■ Do this:
Pull out every line of the data below that contains the string "when", and copy each one unchanged.

■ ■ ■ ■

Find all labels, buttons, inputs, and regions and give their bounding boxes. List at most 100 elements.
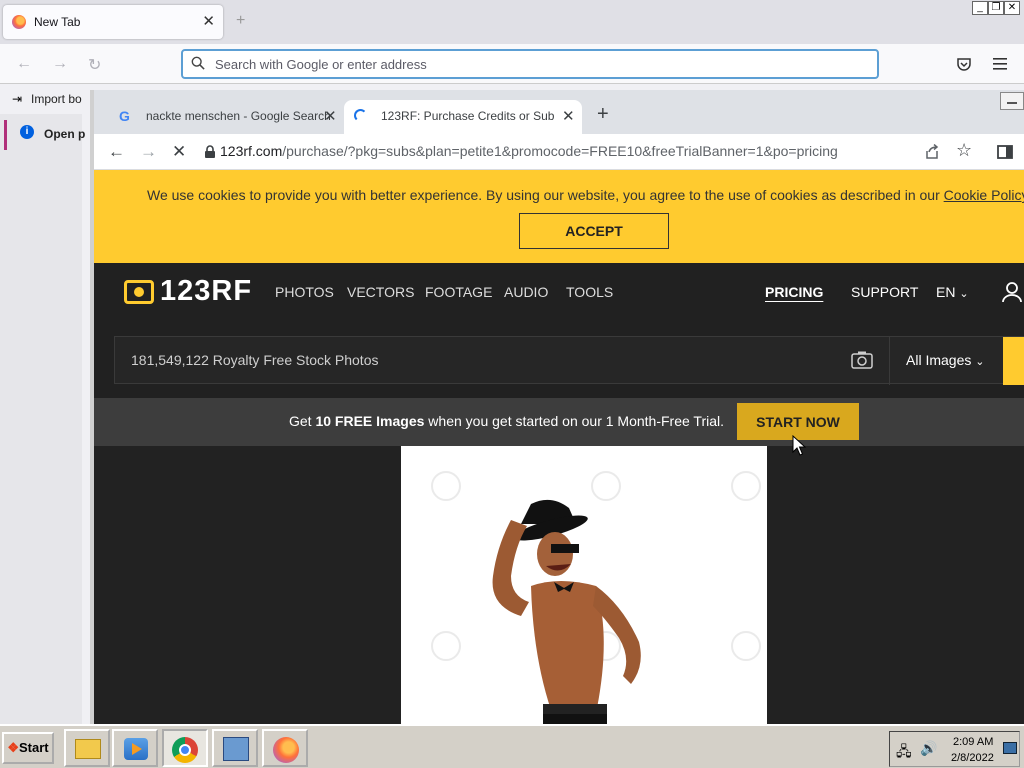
promo-bold: 10 FREE Images <box>315 413 425 429</box>
chrome-tab-strip: G nackte menschen - Google Search ✕ 123R… <box>94 90 1024 134</box>
performer-photo <box>401 446 767 724</box>
nav-tools[interactable]: TOOLS <box>566 284 613 300</box>
forward-arrow-icon[interactable]: → <box>52 55 68 73</box>
chrome-toolbar: ← → ✕ 123rf.com/purchase/?pkg=subs&plan=… <box>94 134 1024 170</box>
minimize-icon[interactable]: _ <box>972 1 988 15</box>
network-tray-icon[interactable]: 🖧 <box>896 741 912 765</box>
page-content: We use cookies to provide you with bette… <box>94 170 1024 724</box>
accept-cookies-button[interactable]: ACCEPT <box>519 213 669 249</box>
search-category-label: All Images <box>906 352 972 368</box>
close-window-icon[interactable]: ✕ <box>1004 1 1020 15</box>
media-player-icon <box>124 738 148 760</box>
show-desktop-icon[interactable] <box>1003 742 1017 754</box>
system-tray: 🖧 🔊 2:09 AM 2/8/2022 <box>889 731 1020 767</box>
search-submit-button[interactable] <box>1003 337 1024 385</box>
lock-icon[interactable] <box>204 145 216 159</box>
language-selector[interactable]: EN ⌄ <box>936 284 969 300</box>
clock-date: 2/8/2022 <box>951 752 994 764</box>
bookmark-star-icon[interactable]: ☆ <box>956 140 972 161</box>
close-tab-icon[interactable]: ✕ <box>202 12 215 30</box>
firefox-sidebar: i Open p <box>0 114 85 724</box>
taskbar-chrome[interactable] <box>162 729 208 767</box>
close-tab-icon[interactable]: ✕ <box>324 107 337 125</box>
promo-pre: Get <box>289 413 316 429</box>
firefox-tab-strip: New Tab ✕ + _ ❐ ✕ <box>0 0 1024 44</box>
new-tab-plus-icon[interactable]: + <box>597 103 609 126</box>
google-favicon-icon: G <box>119 108 130 124</box>
taskbar-media-player[interactable] <box>112 729 158 767</box>
chrome-minimize-icon[interactable] <box>1000 92 1024 110</box>
restore-icon[interactable]: ❐ <box>988 1 1004 15</box>
folder-icon <box>75 739 101 759</box>
search-divider <box>889 337 890 385</box>
camera-logo-icon <box>124 280 154 304</box>
back-arrow-icon[interactable]: ← <box>108 142 125 162</box>
search-input[interactable]: 181,549,122 Royalty Free Stock Photos <box>131 352 378 368</box>
loading-spinner-icon <box>354 109 367 122</box>
promo-post: when you get started on our 1 Month-Free… <box>424 413 725 429</box>
stop-loading-icon[interactable]: ✕ <box>172 142 186 162</box>
share-icon[interactable] <box>924 144 940 160</box>
chrome-address-bar[interactable]: 123rf.com/purchase/?pkg=subs&plan=petite… <box>220 143 838 159</box>
promo-text: Get 10 FREE Images when you get started … <box>289 413 724 429</box>
mouse-cursor-icon <box>792 435 806 456</box>
firefox-address-bar[interactable]: Search with Google or enter address <box>181 49 879 79</box>
taskbar-network-app[interactable] <box>212 729 258 767</box>
nav-vectors[interactable]: VECTORS <box>347 284 414 300</box>
bookmarks-toolbar: ⇥ Import bo <box>0 84 90 114</box>
search-category-select[interactable]: All Images ⌄ <box>906 352 984 368</box>
taskbar: ❖Start 🖧 🔊 2:09 AM 2/8/2022 <box>0 724 1024 768</box>
nav-support[interactable]: SUPPORT <box>851 284 918 300</box>
forward-arrow-icon[interactable]: → <box>140 142 157 162</box>
back-arrow-icon[interactable]: ← <box>16 55 32 73</box>
cookie-banner: We use cookies to provide you with bette… <box>94 170 1024 263</box>
nav-pricing[interactable]: PRICING <box>765 284 823 300</box>
url-host: 123rf.com <box>220 143 283 159</box>
cookie-message: We use cookies to provide you with bette… <box>147 187 944 203</box>
chrome-icon <box>172 737 198 763</box>
language-label: EN <box>936 284 956 300</box>
search-bar[interactable]: 181,549,122 Royalty Free Stock Photos Al… <box>114 336 1024 385</box>
promo-bar: Get 10 FREE Images when you get started … <box>94 398 1024 446</box>
windows-logo-icon: ❖ <box>7 740 20 755</box>
firefox-favicon-icon <box>12 15 26 29</box>
cookie-policy-link[interactable]: Cookie Policy <box>944 187 1024 203</box>
import-icon: ⇥ <box>12 92 23 106</box>
import-bookmarks-link[interactable]: Import bo <box>31 92 82 106</box>
address-placeholder: Search with Google or enter address <box>215 57 427 72</box>
close-tab-icon[interactable]: ✕ <box>562 107 575 125</box>
taskbar-explorer[interactable] <box>64 729 110 767</box>
volume-icon[interactable]: 🔊 <box>920 740 937 757</box>
tab-title: 123RF: Purchase Credits or Subscrit <box>381 109 554 123</box>
cookie-text: We use cookies to provide you with bette… <box>147 187 1024 203</box>
chrome-window: G nackte menschen - Google Search ✕ 123R… <box>90 90 1024 724</box>
sidebar-item-open[interactable]: Open p <box>44 127 85 141</box>
new-tab-plus-icon[interactable]: + <box>236 12 245 30</box>
tab-123rf-purchase[interactable]: 123RF: Purchase Credits or Subscrit ✕ <box>344 100 582 134</box>
start-label: Start <box>19 740 49 755</box>
tab-title: nackte menschen - Google Search <box>146 109 331 123</box>
chevron-down-icon: ⌄ <box>959 288 969 300</box>
reload-icon[interactable]: ↻ <box>88 55 101 75</box>
pocket-icon[interactable] <box>956 56 972 72</box>
clock-time: 2:09 AM <box>953 736 994 748</box>
camera-search-icon[interactable] <box>851 351 873 369</box>
nav-photos[interactable]: PHOTOS <box>275 284 334 300</box>
network-app-icon <box>223 737 249 761</box>
nav-audio[interactable]: AUDIO <box>504 284 548 300</box>
taskbar-firefox[interactable] <box>262 729 308 767</box>
nav-footage[interactable]: FOOTAGE <box>425 284 492 300</box>
url-path: /purchase/?pkg=subs&plan=petite1&promoco… <box>282 143 838 159</box>
stock-photo-preview[interactable] <box>401 446 767 724</box>
start-button[interactable]: ❖Start <box>2 732 54 764</box>
tab-google-search[interactable]: G nackte menschen - Google Search ✕ <box>102 100 342 134</box>
sidebar-accent <box>4 120 7 150</box>
site-header: 123RF PHOTOS VECTORS FOOTAGE AUDIO TOOLS… <box>94 263 1024 398</box>
menu-hamburger-icon[interactable] <box>992 57 1008 71</box>
search-icon <box>191 56 205 70</box>
user-account-icon[interactable] <box>1002 281 1022 303</box>
info-icon: i <box>20 125 34 139</box>
logo-wordmark: 123RF <box>160 275 253 307</box>
firefox-tab-new-tab[interactable]: New Tab ✕ <box>3 5 223 39</box>
side-panel-icon[interactable] <box>997 145 1013 159</box>
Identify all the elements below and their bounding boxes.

■ ■ ■ ■

■ Output:
promo-post: when you get started on our 1 Month-Free… <box>424 413 725 429</box>
promo-text: Get 10 FREE Images when you get started … <box>289 413 724 429</box>
promo-bar: Get 10 FREE Images when you get started … <box>94 398 1024 446</box>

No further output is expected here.